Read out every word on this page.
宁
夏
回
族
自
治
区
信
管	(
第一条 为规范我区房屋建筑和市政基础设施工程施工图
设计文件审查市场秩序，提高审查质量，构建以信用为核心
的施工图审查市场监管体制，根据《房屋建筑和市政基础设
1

.....

What is needed →
Repeat the data above, word for word.

Solution →
Read out every word on this page.
宁
夏
回
族
自
治
区
信
管	(
第一条 为规范我区房屋建筑和市政基础设施工程施工图
设计文件审查市场秩序，提高审查质量，构建以信用为核心
的施工图审查市场监管体制，根据《房屋建筑和市政基础设
1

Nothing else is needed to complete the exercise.